### The problem
Repeat every record exactly, omitting the pictures.

### Information supplied
# # #

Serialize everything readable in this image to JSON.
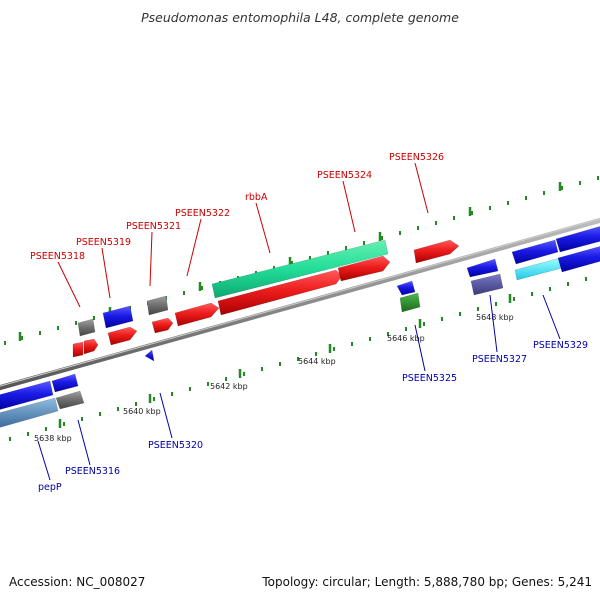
{
  "title": "Pseudomonas entomophila L48, complete genome",
  "footer": {
    "accession": "Accession: NC_008027",
    "info": "Topology: circular; Length: 5,888,780 bp; Genes: 5,241"
  },
  "scale_labels": [
    "5638 kbp",
    "5640 kbp",
    "5642 kbp",
    "5644 kbp",
    "5646 kbp",
    "5648 kbp"
  ],
  "gene_labels_top": [
    "PSEEN5318",
    "PSEEN5319",
    "PSEEN5321",
    "PSEEN5322",
    "rbbA",
    "PSEEN5324",
    "PSEEN5326"
  ],
  "gene_labels_bottom": [
    "pepP",
    "PSEEN5316",
    "PSEEN5320",
    "PSEEN5325",
    "PSEEN5327",
    "PSEEN5329"
  ],
  "colors": {
    "forward": "#e8141c",
    "reverse": "#1a1ae6",
    "rrna": "#22dd99",
    "other": "#707070",
    "backbone": "#8a8a8a",
    "tick": "#228b22",
    "label_top": "#cc0000",
    "label_bottom": "#0000aa"
  }
}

# # #

### Solution
Serialize everything readable in this image to JSON.
{
  "title": "Pseudomonas entomophila L48, complete genome",
  "footer": {
    "accession": "Accession: NC_008027",
    "info": "Topology: circular; Length: 5,888,780 bp; Genes: 5,241"
  },
  "scale_labels": [
    "5638 kbp",
    "5640 kbp",
    "5642 kbp",
    "5644 kbp",
    "5646 kbp",
    "5648 kbp"
  ],
  "gene_labels_top": [
    "PSEEN5318",
    "PSEEN5319",
    "PSEEN5321",
    "PSEEN5322",
    "rbbA",
    "PSEEN5324",
    "PSEEN5326"
  ],
  "gene_labels_bottom": [
    "pepP",
    "PSEEN5316",
    "PSEEN5320",
    "PSEEN5325",
    "PSEEN5327",
    "PSEEN5329"
  ],
  "colors": {
    "forward": "#e8141c",
    "reverse": "#1a1ae6",
    "rrna": "#22dd99",
    "other": "#707070",
    "backbone": "#8a8a8a",
    "tick": "#228b22",
    "label_top": "#cc0000",
    "label_bottom": "#0000aa"
  }
}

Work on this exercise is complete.